━━━━━ RECORDS FOR THIS EXERCISE
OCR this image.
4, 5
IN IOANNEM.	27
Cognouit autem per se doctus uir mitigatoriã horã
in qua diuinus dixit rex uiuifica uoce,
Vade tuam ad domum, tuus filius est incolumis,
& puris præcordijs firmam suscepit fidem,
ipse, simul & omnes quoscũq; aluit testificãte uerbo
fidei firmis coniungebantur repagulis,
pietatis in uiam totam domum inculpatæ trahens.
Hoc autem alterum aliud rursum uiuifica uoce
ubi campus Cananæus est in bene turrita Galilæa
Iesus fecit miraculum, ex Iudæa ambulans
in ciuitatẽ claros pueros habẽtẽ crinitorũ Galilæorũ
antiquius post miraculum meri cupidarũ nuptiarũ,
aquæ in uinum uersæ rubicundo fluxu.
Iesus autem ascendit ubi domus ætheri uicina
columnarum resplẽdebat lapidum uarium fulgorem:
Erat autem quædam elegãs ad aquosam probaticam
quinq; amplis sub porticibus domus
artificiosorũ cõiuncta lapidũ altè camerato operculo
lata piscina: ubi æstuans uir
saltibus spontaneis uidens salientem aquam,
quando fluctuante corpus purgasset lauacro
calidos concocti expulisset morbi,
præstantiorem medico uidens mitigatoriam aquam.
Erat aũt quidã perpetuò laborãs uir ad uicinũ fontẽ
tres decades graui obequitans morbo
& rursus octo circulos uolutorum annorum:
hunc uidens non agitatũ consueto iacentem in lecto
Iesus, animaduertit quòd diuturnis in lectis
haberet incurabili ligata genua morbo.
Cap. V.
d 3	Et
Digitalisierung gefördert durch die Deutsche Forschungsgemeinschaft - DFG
━━━━━━━━━━
From the data above, pick out each line containing "uiuifica" and copy it.

EXERCISE ANSWER
in qua diuinus dixit rex uiuifica uoce,
Hoc autem alterum aliud rursum uiuifica uoce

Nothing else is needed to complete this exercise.